BEGIN

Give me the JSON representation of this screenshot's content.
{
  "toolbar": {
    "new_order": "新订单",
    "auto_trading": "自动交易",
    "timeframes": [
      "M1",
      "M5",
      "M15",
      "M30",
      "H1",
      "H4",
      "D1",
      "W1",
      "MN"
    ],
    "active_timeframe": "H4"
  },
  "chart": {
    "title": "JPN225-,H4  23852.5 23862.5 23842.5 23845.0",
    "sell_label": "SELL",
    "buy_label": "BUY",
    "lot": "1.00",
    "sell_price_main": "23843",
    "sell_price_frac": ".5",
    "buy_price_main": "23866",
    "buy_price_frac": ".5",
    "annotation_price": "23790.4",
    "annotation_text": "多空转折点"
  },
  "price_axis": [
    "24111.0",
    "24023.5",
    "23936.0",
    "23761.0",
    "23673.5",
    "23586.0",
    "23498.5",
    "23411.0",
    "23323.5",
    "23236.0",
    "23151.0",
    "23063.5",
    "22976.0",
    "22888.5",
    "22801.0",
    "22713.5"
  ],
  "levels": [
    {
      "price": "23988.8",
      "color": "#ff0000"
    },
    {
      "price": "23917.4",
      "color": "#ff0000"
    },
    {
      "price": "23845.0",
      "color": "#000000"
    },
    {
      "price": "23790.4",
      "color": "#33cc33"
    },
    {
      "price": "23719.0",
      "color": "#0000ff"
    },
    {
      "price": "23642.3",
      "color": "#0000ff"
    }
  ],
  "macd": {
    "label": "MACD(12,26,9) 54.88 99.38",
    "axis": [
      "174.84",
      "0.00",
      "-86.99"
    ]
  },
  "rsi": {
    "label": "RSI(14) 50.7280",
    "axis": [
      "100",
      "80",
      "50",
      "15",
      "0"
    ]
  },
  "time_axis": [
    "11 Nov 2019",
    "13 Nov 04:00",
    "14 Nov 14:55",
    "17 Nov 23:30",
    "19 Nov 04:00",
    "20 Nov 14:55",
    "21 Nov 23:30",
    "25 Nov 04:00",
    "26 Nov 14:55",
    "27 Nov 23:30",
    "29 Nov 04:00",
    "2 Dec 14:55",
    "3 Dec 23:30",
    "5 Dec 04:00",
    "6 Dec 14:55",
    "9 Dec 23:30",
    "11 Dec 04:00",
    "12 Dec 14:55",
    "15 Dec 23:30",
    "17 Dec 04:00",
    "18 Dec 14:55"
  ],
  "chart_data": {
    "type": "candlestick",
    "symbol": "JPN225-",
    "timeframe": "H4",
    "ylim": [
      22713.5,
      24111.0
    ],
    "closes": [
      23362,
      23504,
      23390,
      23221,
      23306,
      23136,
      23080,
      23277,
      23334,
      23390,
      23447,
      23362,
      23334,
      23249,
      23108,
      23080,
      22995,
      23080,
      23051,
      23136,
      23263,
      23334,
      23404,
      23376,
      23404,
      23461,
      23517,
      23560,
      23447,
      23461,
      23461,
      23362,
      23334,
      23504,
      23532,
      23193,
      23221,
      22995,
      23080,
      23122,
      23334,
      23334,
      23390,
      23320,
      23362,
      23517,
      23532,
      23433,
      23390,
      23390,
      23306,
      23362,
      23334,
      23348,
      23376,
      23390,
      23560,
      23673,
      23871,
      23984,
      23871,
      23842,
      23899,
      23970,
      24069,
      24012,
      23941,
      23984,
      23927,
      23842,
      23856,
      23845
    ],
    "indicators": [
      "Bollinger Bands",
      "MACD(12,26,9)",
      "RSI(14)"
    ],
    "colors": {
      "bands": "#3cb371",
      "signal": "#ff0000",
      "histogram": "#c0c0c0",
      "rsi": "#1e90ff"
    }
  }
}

END

YOUR TASK: Each entry must be reproduced verbatim.

SOLUTION BELOW:
Give me the JSON representation of this screenshot's content.
{
  "toolbar": {
    "new_order": "新订单",
    "auto_trading": "自动交易",
    "timeframes": [
      "M1",
      "M5",
      "M15",
      "M30",
      "H1",
      "H4",
      "D1",
      "W1",
      "MN"
    ],
    "active_timeframe": "H4"
  },
  "chart": {
    "title": "JPN225-,H4  23852.5 23862.5 23842.5 23845.0",
    "sell_label": "SELL",
    "buy_label": "BUY",
    "lot": "1.00",
    "sell_price_main": "23843",
    "sell_price_frac": ".5",
    "buy_price_main": "23866",
    "buy_price_frac": ".5",
    "annotation_price": "23790.4",
    "annotation_text": "多空转折点"
  },
  "price_axis": [
    "24111.0",
    "24023.5",
    "23936.0",
    "23761.0",
    "23673.5",
    "23586.0",
    "23498.5",
    "23411.0",
    "23323.5",
    "23236.0",
    "23151.0",
    "23063.5",
    "22976.0",
    "22888.5",
    "22801.0",
    "22713.5"
  ],
  "levels": [
    {
      "price": "23988.8",
      "color": "#ff0000"
    },
    {
      "price": "23917.4",
      "color": "#ff0000"
    },
    {
      "price": "23845.0",
      "color": "#000000"
    },
    {
      "price": "23790.4",
      "color": "#33cc33"
    },
    {
      "price": "23719.0",
      "color": "#0000ff"
    },
    {
      "price": "23642.3",
      "color": "#0000ff"
    }
  ],
  "macd": {
    "label": "MACD(12,26,9) 54.88 99.38",
    "axis": [
      "174.84",
      "0.00",
      "-86.99"
    ]
  },
  "rsi": {
    "label": "RSI(14) 50.7280",
    "axis": [
      "100",
      "80",
      "50",
      "15",
      "0"
    ]
  },
  "time_axis": [
    "11 Nov 2019",
    "13 Nov 04:00",
    "14 Nov 14:55",
    "17 Nov 23:30",
    "19 Nov 04:00",
    "20 Nov 14:55",
    "21 Nov 23:30",
    "25 Nov 04:00",
    "26 Nov 14:55",
    "27 Nov 23:30",
    "29 Nov 04:00",
    "2 Dec 14:55",
    "3 Dec 23:30",
    "5 Dec 04:00",
    "6 Dec 14:55",
    "9 Dec 23:30",
    "11 Dec 04:00",
    "12 Dec 14:55",
    "15 Dec 23:30",
    "17 Dec 04:00",
    "18 Dec 14:55"
  ],
  "chart_data": {
    "type": "candlestick",
    "symbol": "JPN225-",
    "timeframe": "H4",
    "ylim": [
      22713.5,
      24111.0
    ],
    "closes": [
      23362,
      23504,
      23390,
      23221,
      23306,
      23136,
      23080,
      23277,
      23334,
      23390,
      23447,
      23362,
      23334,
      23249,
      23108,
      23080,
      22995,
      23080,
      23051,
      23136,
      23263,
      23334,
      23404,
      23376,
      23404,
      23461,
      23517,
      23560,
      23447,
      23461,
      23461,
      23362,
      23334,
      23504,
      23532,
      23193,
      23221,
      22995,
      23080,
      23122,
      23334,
      23334,
      23390,
      23320,
      23362,
      23517,
      23532,
      23433,
      23390,
      23390,
      23306,
      23362,
      23334,
      23348,
      23376,
      23390,
      23560,
      23673,
      23871,
      23984,
      23871,
      23842,
      23899,
      23970,
      24069,
      24012,
      23941,
      23984,
      23927,
      23842,
      23856,
      23845
    ],
    "indicators": [
      "Bollinger Bands",
      "MACD(12,26,9)",
      "RSI(14)"
    ],
    "colors": {
      "bands": "#3cb371",
      "signal": "#ff0000",
      "histogram": "#c0c0c0",
      "rsi": "#1e90ff"
    }
  }
}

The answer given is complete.